## EXERCISE OBJECTIVE
All the entries need to be quoted exactly, apart from the pictures, which you should drop.

:: DATA TO PROCESS ::

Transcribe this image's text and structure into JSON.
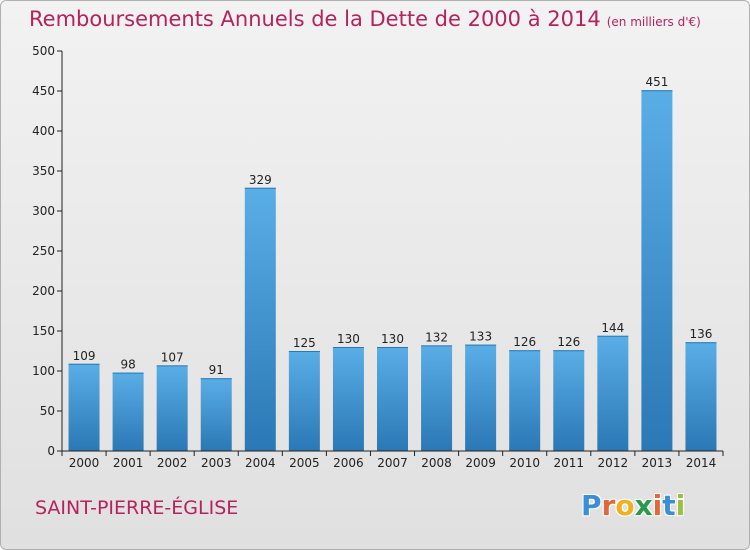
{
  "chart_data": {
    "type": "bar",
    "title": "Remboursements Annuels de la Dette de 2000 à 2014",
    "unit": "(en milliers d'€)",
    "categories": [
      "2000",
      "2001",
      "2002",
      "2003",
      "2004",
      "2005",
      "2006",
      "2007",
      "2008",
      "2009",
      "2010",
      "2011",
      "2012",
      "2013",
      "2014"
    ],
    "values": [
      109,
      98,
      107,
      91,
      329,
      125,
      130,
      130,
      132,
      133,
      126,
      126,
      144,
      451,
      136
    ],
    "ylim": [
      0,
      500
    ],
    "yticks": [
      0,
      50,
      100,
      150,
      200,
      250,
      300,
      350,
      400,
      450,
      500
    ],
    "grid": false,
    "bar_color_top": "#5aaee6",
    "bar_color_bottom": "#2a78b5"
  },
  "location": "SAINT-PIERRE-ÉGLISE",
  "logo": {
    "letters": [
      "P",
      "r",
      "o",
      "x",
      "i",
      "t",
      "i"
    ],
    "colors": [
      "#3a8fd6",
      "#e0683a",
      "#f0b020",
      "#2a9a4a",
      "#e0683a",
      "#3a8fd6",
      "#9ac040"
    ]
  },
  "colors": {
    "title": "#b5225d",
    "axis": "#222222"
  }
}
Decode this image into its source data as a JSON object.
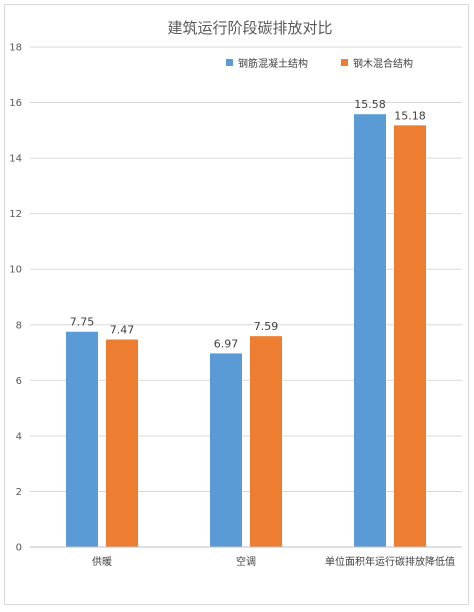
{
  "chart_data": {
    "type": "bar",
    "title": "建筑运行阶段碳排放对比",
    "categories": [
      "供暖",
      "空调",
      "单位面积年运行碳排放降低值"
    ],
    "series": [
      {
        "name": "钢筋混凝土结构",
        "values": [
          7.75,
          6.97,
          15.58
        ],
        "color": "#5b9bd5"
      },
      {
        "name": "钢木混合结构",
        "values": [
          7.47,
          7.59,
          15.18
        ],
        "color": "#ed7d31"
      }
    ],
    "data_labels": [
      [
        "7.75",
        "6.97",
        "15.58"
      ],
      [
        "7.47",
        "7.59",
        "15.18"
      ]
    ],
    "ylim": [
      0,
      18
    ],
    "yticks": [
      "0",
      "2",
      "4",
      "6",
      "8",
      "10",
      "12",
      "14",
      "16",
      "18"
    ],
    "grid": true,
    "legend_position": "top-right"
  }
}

:::

## FULL ANSWER
Transcribe this image's text and structure into JSON.
{
  "chart_data": {
    "type": "bar",
    "title": "Remboursements Annuels de la Dette de 2000 à 2014",
    "unit": "(en milliers d'€)",
    "categories": [
      "2000",
      "2001",
      "2002",
      "2003",
      "2004",
      "2005",
      "2006",
      "2007",
      "2008",
      "2009",
      "2010",
      "2011",
      "2012",
      "2013",
      "2014"
    ],
    "values": [
      109,
      98,
      107,
      91,
      329,
      125,
      130,
      130,
      132,
      133,
      126,
      126,
      144,
      451,
      136
    ],
    "ylim": [
      0,
      500
    ],
    "yticks": [
      0,
      50,
      100,
      150,
      200,
      250,
      300,
      350,
      400,
      450,
      500
    ],
    "grid": false,
    "bar_color_top": "#5aaee6",
    "bar_color_bottom": "#2a78b5"
  },
  "location": "SAINT-PIERRE-ÉGLISE",
  "logo": {
    "letters": [
      "P",
      "r",
      "o",
      "x",
      "i",
      "t",
      "i"
    ],
    "colors": [
      "#3a8fd6",
      "#e0683a",
      "#f0b020",
      "#2a9a4a",
      "#e0683a",
      "#3a8fd6",
      "#9ac040"
    ]
  },
  "colors": {
    "title": "#b5225d",
    "axis": "#222222"
  }
}
Decode this image into its source data as a JSON object.
{
  "chart_data": {
    "type": "bar",
    "title": "建筑运行阶段碳排放对比",
    "categories": [
      "供暖",
      "空调",
      "单位面积年运行碳排放降低值"
    ],
    "series": [
      {
        "name": "钢筋混凝土结构",
        "values": [
          7.75,
          6.97,
          15.58
        ],
        "color": "#5b9bd5"
      },
      {
        "name": "钢木混合结构",
        "values": [
          7.47,
          7.59,
          15.18
        ],
        "color": "#ed7d31"
      }
    ],
    "data_labels": [
      [
        "7.75",
        "6.97",
        "15.58"
      ],
      [
        "7.47",
        "7.59",
        "15.18"
      ]
    ],
    "ylim": [
      0,
      18
    ],
    "yticks": [
      "0",
      "2",
      "4",
      "6",
      "8",
      "10",
      "12",
      "14",
      "16",
      "18"
    ],
    "grid": true,
    "legend_position": "top-right"
  }
}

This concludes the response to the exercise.